• [Stored rows]
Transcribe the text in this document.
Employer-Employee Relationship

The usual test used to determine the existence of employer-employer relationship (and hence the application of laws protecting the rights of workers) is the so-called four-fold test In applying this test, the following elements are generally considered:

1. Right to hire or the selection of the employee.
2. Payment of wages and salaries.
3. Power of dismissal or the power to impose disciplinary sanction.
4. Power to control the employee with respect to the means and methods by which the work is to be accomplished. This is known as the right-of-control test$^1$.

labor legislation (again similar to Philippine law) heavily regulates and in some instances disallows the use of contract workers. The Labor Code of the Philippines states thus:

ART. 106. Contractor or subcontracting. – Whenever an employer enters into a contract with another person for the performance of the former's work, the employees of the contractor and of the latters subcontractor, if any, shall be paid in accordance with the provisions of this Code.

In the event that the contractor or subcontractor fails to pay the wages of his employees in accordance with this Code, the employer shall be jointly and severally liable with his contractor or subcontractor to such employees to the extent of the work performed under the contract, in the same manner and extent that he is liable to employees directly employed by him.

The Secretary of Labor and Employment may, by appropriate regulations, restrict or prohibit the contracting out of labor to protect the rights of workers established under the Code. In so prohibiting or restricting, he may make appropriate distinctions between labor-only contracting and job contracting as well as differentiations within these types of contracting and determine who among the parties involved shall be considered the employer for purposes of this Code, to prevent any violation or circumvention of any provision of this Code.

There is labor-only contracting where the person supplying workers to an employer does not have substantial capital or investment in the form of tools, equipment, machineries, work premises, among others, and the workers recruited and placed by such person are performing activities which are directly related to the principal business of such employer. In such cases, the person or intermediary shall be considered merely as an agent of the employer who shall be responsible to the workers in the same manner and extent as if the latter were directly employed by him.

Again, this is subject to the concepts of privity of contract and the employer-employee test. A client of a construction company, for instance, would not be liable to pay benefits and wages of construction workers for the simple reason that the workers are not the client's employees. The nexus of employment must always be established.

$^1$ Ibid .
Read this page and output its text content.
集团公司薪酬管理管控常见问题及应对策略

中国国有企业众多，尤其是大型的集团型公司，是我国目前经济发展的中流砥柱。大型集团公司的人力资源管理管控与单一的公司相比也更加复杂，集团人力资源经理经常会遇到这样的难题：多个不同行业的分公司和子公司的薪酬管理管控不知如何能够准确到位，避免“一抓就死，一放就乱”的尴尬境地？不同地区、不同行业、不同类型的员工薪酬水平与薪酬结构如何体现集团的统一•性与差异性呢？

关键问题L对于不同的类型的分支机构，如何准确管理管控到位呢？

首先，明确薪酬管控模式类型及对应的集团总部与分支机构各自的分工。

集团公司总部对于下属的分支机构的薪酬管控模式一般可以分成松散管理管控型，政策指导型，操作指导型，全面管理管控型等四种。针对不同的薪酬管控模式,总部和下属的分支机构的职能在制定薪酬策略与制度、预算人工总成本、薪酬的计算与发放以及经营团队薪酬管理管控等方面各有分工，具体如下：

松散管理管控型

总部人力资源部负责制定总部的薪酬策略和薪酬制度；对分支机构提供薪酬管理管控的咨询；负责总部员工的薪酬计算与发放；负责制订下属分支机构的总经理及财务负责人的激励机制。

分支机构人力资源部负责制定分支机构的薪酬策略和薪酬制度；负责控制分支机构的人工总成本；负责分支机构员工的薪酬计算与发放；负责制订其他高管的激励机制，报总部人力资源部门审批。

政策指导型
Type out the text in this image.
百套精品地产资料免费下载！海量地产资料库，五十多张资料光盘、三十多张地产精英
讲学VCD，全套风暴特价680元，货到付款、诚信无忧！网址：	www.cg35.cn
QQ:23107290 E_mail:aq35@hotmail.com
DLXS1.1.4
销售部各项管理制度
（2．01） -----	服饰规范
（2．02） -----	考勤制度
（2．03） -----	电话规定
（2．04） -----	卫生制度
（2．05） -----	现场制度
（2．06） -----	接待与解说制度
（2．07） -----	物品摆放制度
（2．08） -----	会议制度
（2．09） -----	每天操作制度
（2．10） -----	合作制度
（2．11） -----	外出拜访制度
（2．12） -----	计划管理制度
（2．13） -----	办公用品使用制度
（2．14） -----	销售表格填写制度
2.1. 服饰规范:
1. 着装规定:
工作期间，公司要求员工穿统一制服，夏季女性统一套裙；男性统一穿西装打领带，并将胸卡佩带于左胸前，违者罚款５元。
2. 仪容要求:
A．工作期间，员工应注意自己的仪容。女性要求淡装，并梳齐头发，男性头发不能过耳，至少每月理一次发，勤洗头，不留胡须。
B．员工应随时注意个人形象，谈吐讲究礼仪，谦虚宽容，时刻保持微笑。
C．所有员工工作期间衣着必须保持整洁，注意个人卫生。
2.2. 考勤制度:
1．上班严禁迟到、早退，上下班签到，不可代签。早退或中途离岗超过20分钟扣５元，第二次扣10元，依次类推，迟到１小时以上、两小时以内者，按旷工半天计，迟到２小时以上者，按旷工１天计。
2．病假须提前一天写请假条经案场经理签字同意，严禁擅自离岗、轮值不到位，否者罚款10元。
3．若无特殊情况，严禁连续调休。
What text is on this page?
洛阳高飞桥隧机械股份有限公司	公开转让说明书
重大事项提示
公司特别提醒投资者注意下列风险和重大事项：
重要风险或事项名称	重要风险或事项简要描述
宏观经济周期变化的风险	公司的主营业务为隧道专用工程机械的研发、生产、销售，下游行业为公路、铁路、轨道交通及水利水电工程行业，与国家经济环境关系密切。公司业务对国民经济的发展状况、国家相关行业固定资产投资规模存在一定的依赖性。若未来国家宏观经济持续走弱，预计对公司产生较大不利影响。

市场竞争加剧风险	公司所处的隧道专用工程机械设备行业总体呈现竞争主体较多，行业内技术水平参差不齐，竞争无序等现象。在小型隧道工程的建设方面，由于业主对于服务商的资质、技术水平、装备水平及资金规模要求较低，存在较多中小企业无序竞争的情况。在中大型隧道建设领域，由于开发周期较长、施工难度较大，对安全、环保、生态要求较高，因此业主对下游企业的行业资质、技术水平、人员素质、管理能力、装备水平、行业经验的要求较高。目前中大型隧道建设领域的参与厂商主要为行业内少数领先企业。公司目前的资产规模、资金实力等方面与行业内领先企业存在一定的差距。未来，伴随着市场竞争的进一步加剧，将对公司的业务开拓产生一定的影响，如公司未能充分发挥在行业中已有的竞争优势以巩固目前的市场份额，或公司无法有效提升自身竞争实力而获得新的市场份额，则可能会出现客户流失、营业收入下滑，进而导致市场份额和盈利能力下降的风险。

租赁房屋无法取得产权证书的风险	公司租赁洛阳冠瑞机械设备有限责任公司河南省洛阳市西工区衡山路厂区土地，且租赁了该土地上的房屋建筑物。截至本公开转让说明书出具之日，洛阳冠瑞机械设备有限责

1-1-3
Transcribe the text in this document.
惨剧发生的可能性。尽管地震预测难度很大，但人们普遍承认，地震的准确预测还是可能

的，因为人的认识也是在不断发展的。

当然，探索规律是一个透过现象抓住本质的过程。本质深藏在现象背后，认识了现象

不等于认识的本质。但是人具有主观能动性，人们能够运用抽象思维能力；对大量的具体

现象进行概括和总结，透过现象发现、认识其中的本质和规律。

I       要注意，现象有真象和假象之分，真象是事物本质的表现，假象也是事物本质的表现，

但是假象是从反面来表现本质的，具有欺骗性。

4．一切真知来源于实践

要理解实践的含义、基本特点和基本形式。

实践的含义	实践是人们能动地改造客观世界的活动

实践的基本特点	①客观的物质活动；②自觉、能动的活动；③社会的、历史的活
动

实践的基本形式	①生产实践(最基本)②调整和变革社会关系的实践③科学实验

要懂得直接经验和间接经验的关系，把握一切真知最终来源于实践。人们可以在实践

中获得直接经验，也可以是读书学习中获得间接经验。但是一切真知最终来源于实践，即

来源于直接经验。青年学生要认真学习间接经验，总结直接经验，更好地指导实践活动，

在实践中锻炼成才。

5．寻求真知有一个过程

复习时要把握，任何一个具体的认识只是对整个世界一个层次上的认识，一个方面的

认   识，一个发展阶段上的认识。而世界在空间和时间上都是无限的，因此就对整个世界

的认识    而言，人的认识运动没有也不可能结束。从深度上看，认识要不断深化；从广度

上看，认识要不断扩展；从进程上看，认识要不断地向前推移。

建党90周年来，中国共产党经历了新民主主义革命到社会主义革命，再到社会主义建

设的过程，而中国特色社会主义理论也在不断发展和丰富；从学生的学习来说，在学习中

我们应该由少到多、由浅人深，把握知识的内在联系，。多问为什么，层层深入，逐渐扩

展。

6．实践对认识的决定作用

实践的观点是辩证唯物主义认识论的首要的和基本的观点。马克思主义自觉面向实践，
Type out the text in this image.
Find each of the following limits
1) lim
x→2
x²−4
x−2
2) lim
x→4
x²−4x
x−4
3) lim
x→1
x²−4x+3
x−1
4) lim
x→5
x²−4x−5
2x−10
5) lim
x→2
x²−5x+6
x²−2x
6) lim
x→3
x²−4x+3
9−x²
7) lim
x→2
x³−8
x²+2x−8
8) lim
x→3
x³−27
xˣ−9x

• [Task instructions]
Identify lines with the string "determine". Copy each one.

• [Task solution]
The usual test used to determine the existence of employer-employer relationship (and hence the application of laws protecting the rights of workers) is the so-called four-fold test In applying this test, the following elements are generally considered:
The Secretary of Labor and Employment may, by appropriate regulations, restrict or prohibit the contracting out of labor to protect the rights of workers established under the Code. In so prohibiting or restricting, he may make appropriate distinctions between labor-only contracting and job contracting as well as differentiations within these types of contracting and determine who among the parties involved shall be considered the employer for purposes of this Code, to prevent any violation or circumvention of any provision of this Code.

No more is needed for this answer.